TASK TO CARRY OUT: Locate and copy each line in the data that contains the word "function".

Dataset items:
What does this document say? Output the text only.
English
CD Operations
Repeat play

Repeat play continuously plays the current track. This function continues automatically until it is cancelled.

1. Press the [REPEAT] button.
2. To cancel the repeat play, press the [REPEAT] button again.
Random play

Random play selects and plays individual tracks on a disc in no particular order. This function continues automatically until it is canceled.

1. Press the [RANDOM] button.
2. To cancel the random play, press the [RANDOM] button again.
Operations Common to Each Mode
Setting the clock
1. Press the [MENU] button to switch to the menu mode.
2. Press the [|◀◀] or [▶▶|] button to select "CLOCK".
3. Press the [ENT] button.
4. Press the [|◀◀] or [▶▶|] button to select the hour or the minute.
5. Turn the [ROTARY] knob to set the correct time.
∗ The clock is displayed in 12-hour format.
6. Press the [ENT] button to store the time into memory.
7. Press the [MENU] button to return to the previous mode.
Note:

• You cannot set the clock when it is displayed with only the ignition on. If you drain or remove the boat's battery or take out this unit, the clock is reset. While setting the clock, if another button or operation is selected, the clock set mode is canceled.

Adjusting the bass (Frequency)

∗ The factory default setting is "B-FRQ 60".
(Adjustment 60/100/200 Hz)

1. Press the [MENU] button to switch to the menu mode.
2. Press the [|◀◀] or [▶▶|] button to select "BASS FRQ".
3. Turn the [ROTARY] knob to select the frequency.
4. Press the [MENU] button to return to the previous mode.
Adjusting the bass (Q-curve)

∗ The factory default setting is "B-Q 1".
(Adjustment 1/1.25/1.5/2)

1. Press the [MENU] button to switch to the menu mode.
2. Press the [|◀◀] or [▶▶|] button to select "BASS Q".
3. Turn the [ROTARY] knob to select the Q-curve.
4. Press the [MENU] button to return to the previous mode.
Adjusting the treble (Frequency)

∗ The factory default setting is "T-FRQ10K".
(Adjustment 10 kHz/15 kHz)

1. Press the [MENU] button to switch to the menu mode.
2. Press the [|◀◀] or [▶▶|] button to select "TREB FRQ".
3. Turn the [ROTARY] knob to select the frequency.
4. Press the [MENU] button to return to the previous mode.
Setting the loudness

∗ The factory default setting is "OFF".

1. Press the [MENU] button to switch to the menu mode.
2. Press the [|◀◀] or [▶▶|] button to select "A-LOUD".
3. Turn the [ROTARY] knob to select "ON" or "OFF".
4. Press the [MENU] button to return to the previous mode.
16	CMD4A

RESPONSE TO THIS TASK:
Repeat play continuously plays the current track. This function continues automatically until it is cancelled.
Random play selects and plays individual tracks on a disc in no particular order. This function continues automatically until it is canceled.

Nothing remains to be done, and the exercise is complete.